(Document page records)
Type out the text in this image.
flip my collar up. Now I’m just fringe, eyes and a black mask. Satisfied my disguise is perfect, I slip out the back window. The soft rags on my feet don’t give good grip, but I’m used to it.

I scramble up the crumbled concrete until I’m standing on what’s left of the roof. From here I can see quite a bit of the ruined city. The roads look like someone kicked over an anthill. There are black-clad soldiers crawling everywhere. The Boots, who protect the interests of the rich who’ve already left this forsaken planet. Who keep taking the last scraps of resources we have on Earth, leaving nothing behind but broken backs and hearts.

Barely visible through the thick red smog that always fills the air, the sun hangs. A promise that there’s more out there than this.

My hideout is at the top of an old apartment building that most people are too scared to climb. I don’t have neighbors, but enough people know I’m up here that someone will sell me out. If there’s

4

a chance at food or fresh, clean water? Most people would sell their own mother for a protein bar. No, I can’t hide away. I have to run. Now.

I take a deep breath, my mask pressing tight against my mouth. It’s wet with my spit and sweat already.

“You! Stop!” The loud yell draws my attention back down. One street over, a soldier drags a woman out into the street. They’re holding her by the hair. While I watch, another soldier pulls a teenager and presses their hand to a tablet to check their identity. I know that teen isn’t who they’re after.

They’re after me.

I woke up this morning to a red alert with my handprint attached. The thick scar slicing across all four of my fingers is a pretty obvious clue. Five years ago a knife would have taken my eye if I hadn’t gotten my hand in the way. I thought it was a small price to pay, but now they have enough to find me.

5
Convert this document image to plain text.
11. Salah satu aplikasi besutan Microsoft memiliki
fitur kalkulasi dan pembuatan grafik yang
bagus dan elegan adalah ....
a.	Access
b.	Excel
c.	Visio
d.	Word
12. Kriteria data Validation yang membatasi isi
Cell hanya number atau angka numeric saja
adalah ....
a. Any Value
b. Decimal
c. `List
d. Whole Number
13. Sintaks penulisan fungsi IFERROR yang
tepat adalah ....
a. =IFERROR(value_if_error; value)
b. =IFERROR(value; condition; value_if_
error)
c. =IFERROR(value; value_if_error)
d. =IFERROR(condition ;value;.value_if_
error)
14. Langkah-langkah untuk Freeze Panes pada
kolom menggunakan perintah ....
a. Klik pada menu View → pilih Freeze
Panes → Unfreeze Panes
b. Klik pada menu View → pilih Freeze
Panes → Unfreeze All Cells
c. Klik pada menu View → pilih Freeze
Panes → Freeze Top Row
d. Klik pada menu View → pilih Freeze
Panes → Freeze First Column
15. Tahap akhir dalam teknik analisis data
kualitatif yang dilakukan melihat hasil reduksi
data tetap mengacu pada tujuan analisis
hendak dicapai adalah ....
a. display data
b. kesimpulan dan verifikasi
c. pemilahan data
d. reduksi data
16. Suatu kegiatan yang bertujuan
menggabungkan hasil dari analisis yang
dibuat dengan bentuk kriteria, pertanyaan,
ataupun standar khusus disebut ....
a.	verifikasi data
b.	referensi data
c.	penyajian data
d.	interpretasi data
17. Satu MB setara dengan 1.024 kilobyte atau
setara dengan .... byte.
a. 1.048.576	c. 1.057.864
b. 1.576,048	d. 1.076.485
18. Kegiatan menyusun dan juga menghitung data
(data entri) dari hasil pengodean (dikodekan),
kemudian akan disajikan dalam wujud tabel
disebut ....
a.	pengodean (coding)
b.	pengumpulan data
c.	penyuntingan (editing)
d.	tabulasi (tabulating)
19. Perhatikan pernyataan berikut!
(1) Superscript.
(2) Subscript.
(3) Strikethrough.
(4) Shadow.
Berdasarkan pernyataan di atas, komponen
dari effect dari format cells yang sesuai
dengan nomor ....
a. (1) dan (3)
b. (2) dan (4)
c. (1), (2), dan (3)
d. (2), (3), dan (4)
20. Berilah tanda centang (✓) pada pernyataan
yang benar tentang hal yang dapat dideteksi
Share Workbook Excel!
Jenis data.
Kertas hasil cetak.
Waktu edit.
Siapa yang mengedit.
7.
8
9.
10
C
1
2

EXERCISE DETAILS ▸ Each entry is to be retyped precisely as it stands.

REPLY ▸
Type out the text in this image.
flip my collar up. Now I’m just fringe, eyes and a black mask. Satisfied my disguise is perfect, I slip out the back window. The soft rags on my feet don’t give good grip, but I’m used to it.

I scramble up the crumbled concrete until I’m standing on what’s left of the roof. From here I can see quite a bit of the ruined city. The roads look like someone kicked over an anthill. There are black-clad soldiers crawling everywhere. The Boots, who protect the interests of the rich who’ve already left this forsaken planet. Who keep taking the last scraps of resources we have on Earth, leaving nothing behind but broken backs and hearts.

Barely visible through the thick red smog that always fills the air, the sun hangs. A promise that there’s more out there than this.

My hideout is at the top of an old apartment building that most people are too scared to climb. I don’t have neighbors, but enough people know I’m up here that someone will sell me out. If there’s

4

a chance at food or fresh, clean water? Most people would sell their own mother for a protein bar. No, I can’t hide away. I have to run. Now.

I take a deep breath, my mask pressing tight against my mouth. It’s wet with my spit and sweat already.

“You! Stop!” The loud yell draws my attention back down. One street over, a soldier drags a woman out into the street. They’re holding her by the hair. While I watch, another soldier pulls a teenager and presses their hand to a tablet to check their identity. I know that teen isn’t who they’re after.

They’re after me.

I woke up this morning to a red alert with my handprint attached. The thick scar slicing across all four of my fingers is a pretty obvious clue. Five years ago a knife would have taken my eye if I hadn’t gotten my hand in the way. I thought it was a small price to pay, but now they have enough to find me.

5
Convert this document image to plain text.
11. Salah satu aplikasi besutan Microsoft memiliki
fitur kalkulasi dan pembuatan grafik yang
bagus dan elegan adalah ....
a.	Access
b.	Excel
c.	Visio
d.	Word
12. Kriteria data Validation yang membatasi isi
Cell hanya number atau angka numeric saja
adalah ....
a. Any Value
b. Decimal
c. `List
d. Whole Number
13. Sintaks penulisan fungsi IFERROR yang
tepat adalah ....
a. =IFERROR(value_if_error; value)
b. =IFERROR(value; condition; value_if_
error)
c. =IFERROR(value; value_if_error)
d. =IFERROR(condition ;value;.value_if_
error)
14. Langkah-langkah untuk Freeze Panes pada
kolom menggunakan perintah ....
a. Klik pada menu View → pilih Freeze
Panes → Unfreeze Panes
b. Klik pada menu View → pilih Freeze
Panes → Unfreeze All Cells
c. Klik pada menu View → pilih Freeze
Panes → Freeze Top Row
d. Klik pada menu View → pilih Freeze
Panes → Freeze First Column
15. Tahap akhir dalam teknik analisis data
kualitatif yang dilakukan melihat hasil reduksi
data tetap mengacu pada tujuan analisis
hendak dicapai adalah ....
a. display data
b. kesimpulan dan verifikasi
c. pemilahan data
d. reduksi data
16. Suatu kegiatan yang bertujuan
menggabungkan hasil dari analisis yang
dibuat dengan bentuk kriteria, pertanyaan,
ataupun standar khusus disebut ....
a.	verifikasi data
b.	referensi data
c.	penyajian data
d.	interpretasi data
17. Satu MB setara dengan 1.024 kilobyte atau
setara dengan .... byte.
a. 1.048.576	c. 1.057.864
b. 1.576,048	d. 1.076.485
18. Kegiatan menyusun dan juga menghitung data
(data entri) dari hasil pengodean (dikodekan),
kemudian akan disajikan dalam wujud tabel
disebut ....
a.	pengodean (coding)
b.	pengumpulan data
c.	penyuntingan (editing)
d.	tabulasi (tabulating)
19. Perhatikan pernyataan berikut!
(1) Superscript.
(2) Subscript.
(3) Strikethrough.
(4) Shadow.
Berdasarkan pernyataan di atas, komponen
dari effect dari format cells yang sesuai
dengan nomor ....
a. (1) dan (3)
b. (2) dan (4)
c. (1), (2), dan (3)
d. (2), (3), dan (4)
20. Berilah tanda centang (✓) pada pernyataan
yang benar tentang hal yang dapat dideteksi
Share Workbook Excel!
Jenis data.
Kertas hasil cetak.
Waktu edit.
Siapa yang mengedit.
7.
8
9.
10
C
1
2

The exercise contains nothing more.